"""

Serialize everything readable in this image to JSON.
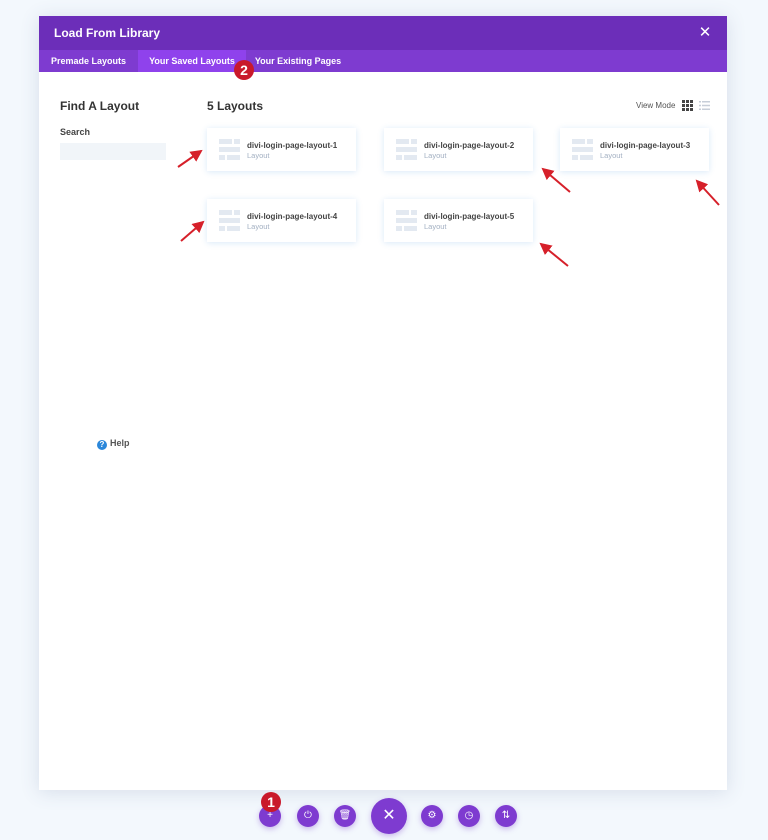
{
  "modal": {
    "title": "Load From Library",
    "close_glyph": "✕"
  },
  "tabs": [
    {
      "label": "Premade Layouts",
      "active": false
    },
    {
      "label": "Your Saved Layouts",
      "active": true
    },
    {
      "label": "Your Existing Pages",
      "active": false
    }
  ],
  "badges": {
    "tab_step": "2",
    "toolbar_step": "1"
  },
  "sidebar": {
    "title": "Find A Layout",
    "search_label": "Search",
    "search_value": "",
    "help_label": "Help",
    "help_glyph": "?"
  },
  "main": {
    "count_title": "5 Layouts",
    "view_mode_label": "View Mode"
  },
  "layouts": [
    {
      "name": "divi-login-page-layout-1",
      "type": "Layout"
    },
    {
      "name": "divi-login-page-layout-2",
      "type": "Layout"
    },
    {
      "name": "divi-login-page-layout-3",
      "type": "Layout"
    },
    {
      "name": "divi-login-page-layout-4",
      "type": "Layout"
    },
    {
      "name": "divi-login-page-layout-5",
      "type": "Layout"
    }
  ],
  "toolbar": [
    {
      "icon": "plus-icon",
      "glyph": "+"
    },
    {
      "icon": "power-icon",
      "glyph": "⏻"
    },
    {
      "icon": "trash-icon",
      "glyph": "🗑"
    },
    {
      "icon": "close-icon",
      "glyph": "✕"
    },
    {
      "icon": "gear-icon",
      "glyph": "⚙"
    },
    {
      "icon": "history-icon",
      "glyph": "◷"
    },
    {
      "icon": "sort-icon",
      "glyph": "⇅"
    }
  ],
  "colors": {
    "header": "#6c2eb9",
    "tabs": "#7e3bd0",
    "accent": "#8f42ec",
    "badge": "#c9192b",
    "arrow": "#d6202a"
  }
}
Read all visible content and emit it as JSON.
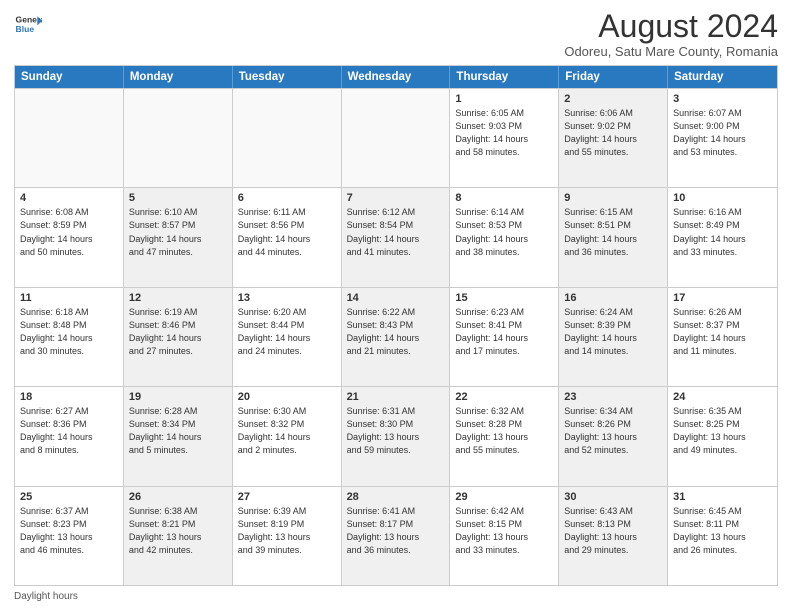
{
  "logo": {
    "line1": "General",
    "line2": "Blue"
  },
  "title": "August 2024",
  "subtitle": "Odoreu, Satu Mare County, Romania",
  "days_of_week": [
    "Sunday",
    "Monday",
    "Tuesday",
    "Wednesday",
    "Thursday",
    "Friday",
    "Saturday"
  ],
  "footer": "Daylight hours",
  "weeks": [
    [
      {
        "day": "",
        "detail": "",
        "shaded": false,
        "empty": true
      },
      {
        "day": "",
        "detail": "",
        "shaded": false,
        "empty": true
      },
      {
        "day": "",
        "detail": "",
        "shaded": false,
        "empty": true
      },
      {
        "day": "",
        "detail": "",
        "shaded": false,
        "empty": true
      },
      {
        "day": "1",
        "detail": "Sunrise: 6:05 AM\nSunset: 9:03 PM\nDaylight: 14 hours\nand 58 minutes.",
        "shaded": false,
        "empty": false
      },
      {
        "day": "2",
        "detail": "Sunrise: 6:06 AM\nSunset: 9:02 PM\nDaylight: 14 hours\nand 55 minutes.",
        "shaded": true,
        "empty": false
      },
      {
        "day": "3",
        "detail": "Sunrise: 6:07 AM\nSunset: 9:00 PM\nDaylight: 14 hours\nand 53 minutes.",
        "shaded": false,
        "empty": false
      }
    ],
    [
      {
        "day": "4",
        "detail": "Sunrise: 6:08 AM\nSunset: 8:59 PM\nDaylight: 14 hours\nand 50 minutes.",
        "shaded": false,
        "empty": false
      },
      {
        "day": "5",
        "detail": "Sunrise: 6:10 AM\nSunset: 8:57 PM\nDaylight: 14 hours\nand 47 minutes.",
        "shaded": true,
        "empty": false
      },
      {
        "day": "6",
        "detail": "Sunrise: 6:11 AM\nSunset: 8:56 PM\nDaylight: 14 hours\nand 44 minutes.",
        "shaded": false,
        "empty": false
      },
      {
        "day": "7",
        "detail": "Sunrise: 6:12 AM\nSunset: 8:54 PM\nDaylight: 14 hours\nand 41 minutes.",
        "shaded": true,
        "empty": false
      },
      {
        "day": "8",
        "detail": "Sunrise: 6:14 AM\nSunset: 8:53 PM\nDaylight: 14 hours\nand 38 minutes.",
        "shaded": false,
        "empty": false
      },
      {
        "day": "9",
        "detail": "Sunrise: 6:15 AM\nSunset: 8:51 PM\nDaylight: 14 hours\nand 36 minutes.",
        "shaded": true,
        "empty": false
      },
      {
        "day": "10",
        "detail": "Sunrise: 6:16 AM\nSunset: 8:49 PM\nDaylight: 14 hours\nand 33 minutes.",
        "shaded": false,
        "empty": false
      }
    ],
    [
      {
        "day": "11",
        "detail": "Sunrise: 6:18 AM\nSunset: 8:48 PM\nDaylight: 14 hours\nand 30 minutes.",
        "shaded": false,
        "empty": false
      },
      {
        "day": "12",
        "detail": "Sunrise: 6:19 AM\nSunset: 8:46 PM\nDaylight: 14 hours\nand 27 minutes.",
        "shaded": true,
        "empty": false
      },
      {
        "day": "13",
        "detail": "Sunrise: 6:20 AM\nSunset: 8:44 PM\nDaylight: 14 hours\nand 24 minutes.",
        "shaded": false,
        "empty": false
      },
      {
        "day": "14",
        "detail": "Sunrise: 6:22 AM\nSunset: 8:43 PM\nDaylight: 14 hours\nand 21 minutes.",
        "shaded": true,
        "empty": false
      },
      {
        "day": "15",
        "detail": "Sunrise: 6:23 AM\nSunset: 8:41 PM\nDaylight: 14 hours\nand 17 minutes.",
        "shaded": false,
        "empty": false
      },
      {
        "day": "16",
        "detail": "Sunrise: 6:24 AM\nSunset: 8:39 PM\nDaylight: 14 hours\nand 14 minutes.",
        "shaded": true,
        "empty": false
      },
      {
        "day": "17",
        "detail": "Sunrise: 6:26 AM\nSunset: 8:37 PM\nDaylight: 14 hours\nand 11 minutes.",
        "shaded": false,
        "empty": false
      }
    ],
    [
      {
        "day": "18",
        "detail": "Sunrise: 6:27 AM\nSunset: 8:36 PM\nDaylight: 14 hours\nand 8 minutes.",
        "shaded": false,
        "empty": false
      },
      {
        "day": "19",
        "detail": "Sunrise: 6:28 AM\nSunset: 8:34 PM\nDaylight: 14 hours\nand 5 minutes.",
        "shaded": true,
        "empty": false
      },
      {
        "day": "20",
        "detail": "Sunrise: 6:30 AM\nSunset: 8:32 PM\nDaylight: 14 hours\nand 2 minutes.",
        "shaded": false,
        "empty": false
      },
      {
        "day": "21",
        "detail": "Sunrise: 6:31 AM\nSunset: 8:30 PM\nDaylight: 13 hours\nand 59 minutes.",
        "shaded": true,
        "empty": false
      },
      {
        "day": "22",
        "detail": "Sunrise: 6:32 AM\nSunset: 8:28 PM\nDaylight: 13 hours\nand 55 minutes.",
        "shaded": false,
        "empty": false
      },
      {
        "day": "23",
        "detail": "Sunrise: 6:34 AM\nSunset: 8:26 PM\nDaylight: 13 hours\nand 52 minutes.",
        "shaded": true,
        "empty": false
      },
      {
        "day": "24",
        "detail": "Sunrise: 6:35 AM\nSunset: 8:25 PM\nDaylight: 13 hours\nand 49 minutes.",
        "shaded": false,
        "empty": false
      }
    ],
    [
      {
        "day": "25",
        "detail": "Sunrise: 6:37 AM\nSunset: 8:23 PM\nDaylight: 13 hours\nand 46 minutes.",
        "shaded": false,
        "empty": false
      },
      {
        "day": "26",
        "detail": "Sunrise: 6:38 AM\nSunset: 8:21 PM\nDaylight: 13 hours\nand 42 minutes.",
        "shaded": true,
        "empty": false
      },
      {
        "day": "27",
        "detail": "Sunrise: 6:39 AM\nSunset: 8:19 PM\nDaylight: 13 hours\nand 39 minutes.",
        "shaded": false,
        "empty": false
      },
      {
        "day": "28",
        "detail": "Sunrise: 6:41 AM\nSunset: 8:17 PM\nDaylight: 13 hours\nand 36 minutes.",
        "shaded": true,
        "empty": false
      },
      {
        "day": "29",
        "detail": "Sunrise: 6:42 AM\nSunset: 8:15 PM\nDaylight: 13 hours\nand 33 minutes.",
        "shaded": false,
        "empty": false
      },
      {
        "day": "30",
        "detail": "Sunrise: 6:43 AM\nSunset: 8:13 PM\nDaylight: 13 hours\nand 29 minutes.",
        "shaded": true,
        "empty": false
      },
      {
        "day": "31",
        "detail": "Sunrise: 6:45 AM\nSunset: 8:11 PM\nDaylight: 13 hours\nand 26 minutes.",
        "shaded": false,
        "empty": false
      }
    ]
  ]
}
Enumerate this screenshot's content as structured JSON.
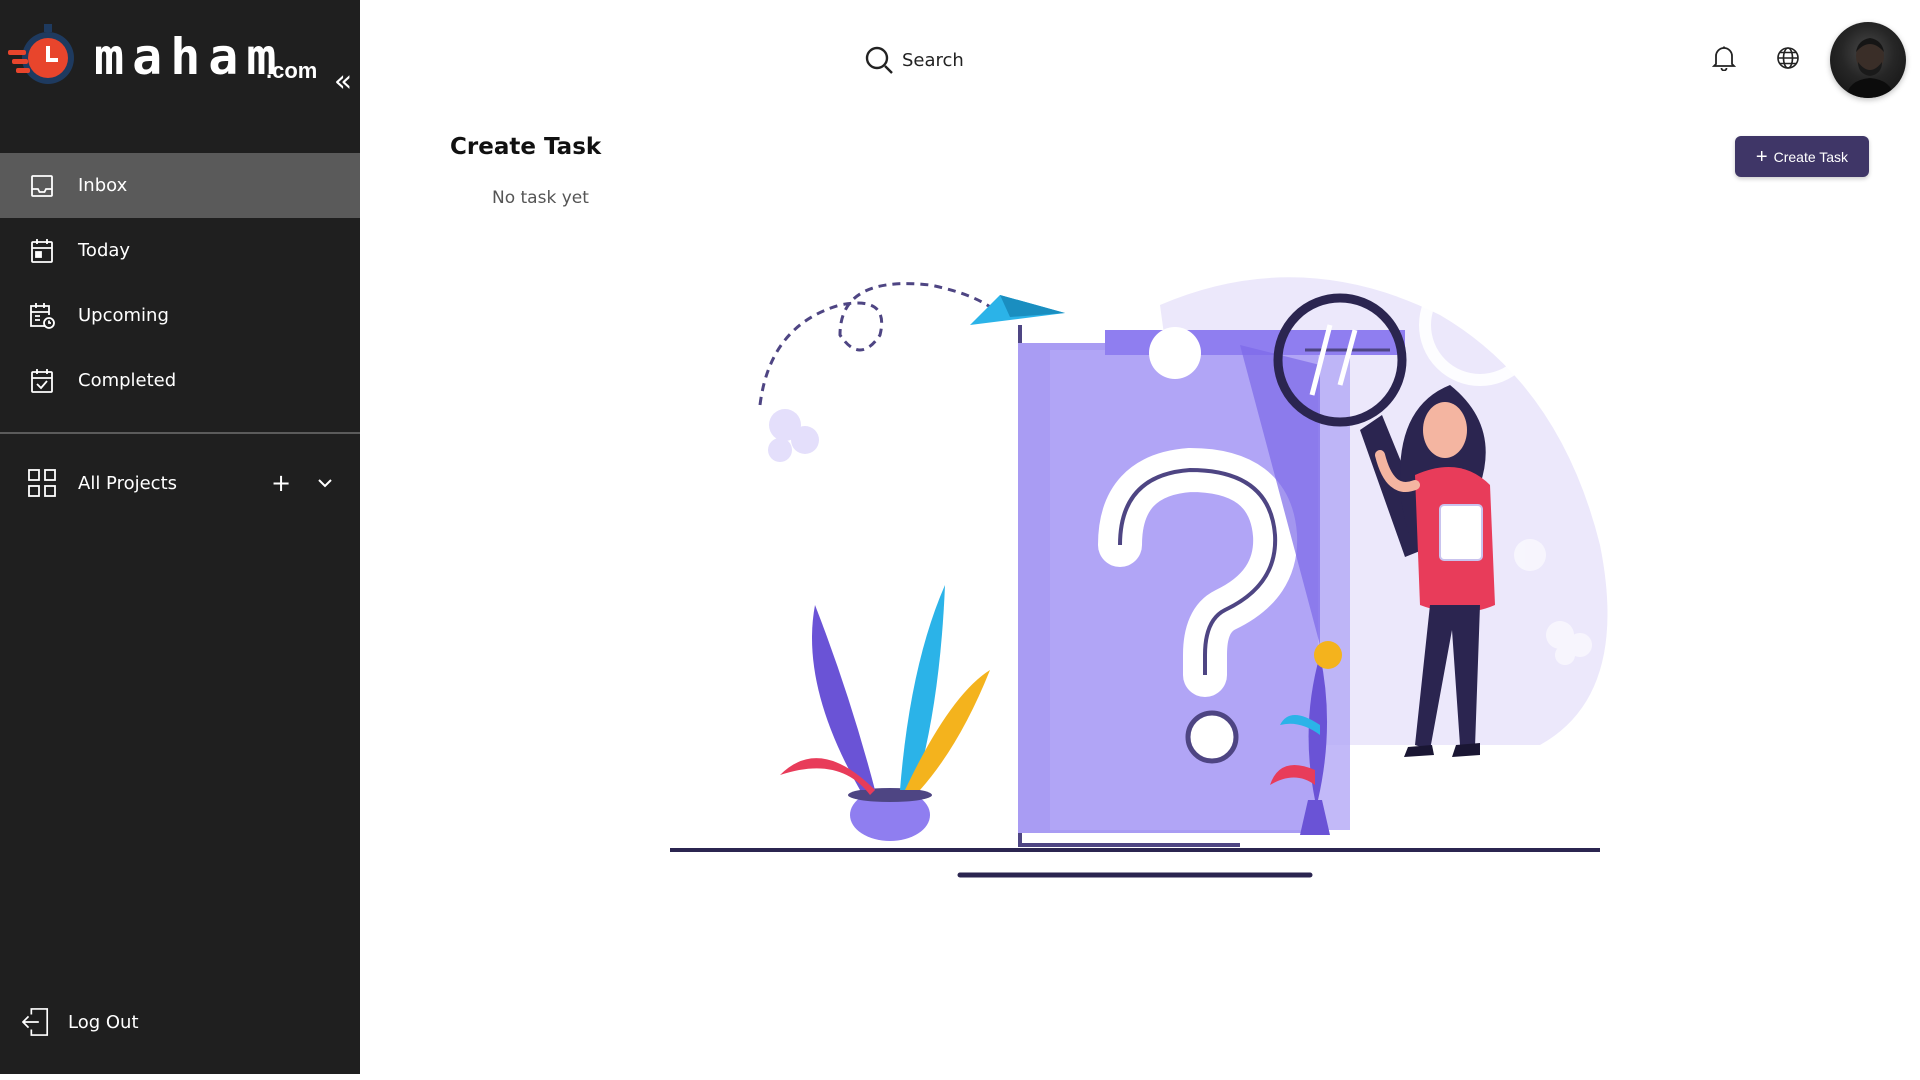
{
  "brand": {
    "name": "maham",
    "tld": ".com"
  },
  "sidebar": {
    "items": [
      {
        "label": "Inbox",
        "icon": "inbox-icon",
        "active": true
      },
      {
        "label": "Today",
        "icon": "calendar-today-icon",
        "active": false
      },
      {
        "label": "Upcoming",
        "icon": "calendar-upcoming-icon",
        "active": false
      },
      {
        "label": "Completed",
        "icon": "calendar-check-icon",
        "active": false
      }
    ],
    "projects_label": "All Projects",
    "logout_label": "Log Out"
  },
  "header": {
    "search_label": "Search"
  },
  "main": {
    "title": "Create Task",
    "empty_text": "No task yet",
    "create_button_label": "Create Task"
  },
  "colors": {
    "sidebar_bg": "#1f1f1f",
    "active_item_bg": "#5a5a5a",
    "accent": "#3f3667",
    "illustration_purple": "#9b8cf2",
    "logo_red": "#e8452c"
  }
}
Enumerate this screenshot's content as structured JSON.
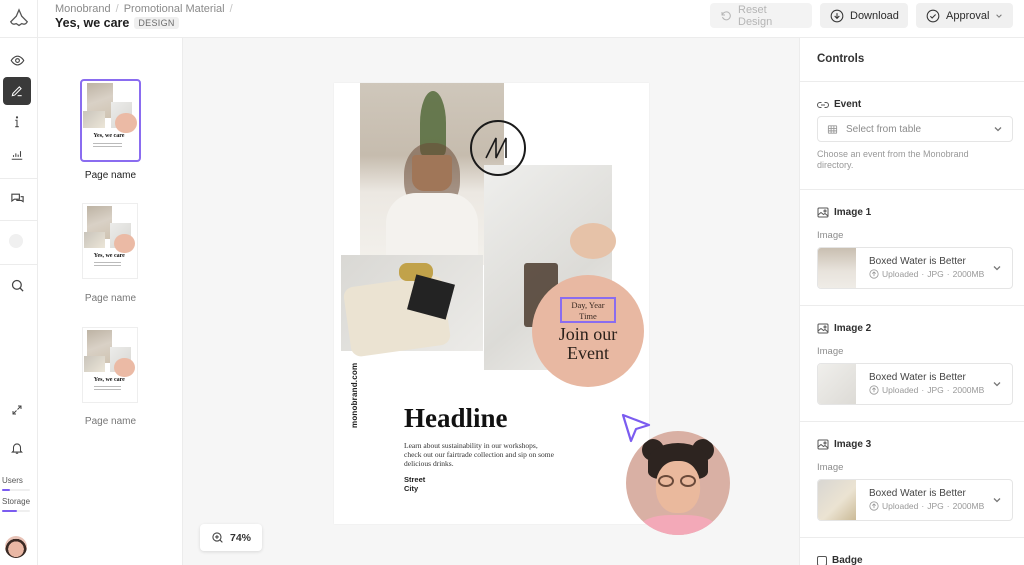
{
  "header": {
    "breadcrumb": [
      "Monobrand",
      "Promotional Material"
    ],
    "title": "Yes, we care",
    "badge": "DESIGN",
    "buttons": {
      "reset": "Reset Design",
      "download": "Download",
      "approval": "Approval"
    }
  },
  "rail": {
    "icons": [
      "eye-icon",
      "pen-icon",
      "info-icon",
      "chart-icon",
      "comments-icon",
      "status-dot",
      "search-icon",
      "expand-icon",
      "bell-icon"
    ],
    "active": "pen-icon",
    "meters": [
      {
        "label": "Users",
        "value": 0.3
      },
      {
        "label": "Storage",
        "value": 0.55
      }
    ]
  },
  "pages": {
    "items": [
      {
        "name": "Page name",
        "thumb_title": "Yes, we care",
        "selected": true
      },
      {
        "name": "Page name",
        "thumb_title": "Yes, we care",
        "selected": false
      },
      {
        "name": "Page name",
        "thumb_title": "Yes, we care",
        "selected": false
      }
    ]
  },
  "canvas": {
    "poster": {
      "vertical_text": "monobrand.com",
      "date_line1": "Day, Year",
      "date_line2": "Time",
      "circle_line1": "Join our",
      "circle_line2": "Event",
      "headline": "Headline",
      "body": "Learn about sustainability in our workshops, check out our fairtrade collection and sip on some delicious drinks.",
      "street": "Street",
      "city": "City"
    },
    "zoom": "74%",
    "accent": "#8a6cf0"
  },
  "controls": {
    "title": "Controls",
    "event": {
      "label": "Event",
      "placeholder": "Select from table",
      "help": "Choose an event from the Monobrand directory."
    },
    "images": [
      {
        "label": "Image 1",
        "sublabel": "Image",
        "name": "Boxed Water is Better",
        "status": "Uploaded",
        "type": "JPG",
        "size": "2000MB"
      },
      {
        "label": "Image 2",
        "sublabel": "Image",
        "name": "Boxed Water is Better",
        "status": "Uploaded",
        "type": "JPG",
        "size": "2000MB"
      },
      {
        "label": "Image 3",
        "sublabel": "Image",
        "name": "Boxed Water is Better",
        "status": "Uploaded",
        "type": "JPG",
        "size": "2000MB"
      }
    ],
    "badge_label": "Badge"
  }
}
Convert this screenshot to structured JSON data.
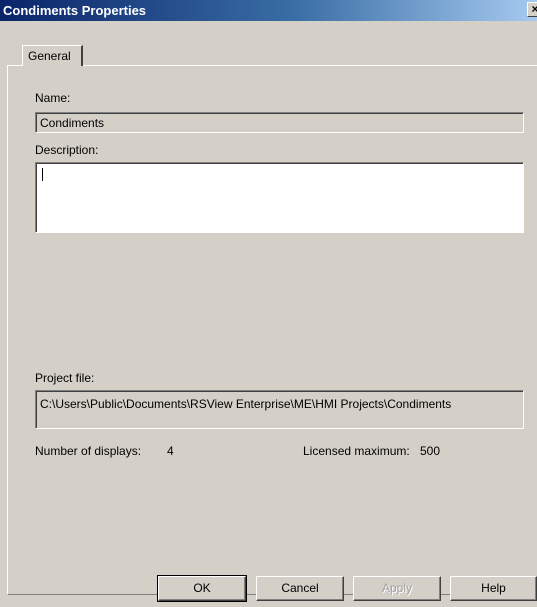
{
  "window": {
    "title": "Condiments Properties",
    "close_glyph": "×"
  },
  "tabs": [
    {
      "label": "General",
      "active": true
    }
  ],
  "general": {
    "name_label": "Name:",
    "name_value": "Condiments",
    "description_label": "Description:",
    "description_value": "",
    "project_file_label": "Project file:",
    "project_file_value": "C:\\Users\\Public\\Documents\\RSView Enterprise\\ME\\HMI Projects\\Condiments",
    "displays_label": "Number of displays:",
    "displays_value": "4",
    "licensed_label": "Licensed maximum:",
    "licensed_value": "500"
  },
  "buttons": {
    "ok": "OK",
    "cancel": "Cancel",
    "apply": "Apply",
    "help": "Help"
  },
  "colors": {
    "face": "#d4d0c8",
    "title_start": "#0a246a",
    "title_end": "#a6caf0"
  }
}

"""

■ WHAT THE TASK ASKS: Retype, word for word, only the lines from the line with "Convert this screenshot" to the final line of the listing above; the pictures do not belong in the copy.

■ COMPLETE RESPONSE:
Convert this screenshot to structured JSON data.
{
  "window": {
    "title": "Condiments Properties",
    "close_glyph": "×"
  },
  "tabs": [
    {
      "label": "General",
      "active": true
    }
  ],
  "general": {
    "name_label": "Name:",
    "name_value": "Condiments",
    "description_label": "Description:",
    "description_value": "",
    "project_file_label": "Project file:",
    "project_file_value": "C:\\Users\\Public\\Documents\\RSView Enterprise\\ME\\HMI Projects\\Condiments",
    "displays_label": "Number of displays:",
    "displays_value": "4",
    "licensed_label": "Licensed maximum:",
    "licensed_value": "500"
  },
  "buttons": {
    "ok": "OK",
    "cancel": "Cancel",
    "apply": "Apply",
    "help": "Help"
  },
  "colors": {
    "face": "#d4d0c8",
    "title_start": "#0a246a",
    "title_end": "#a6caf0"
  }
}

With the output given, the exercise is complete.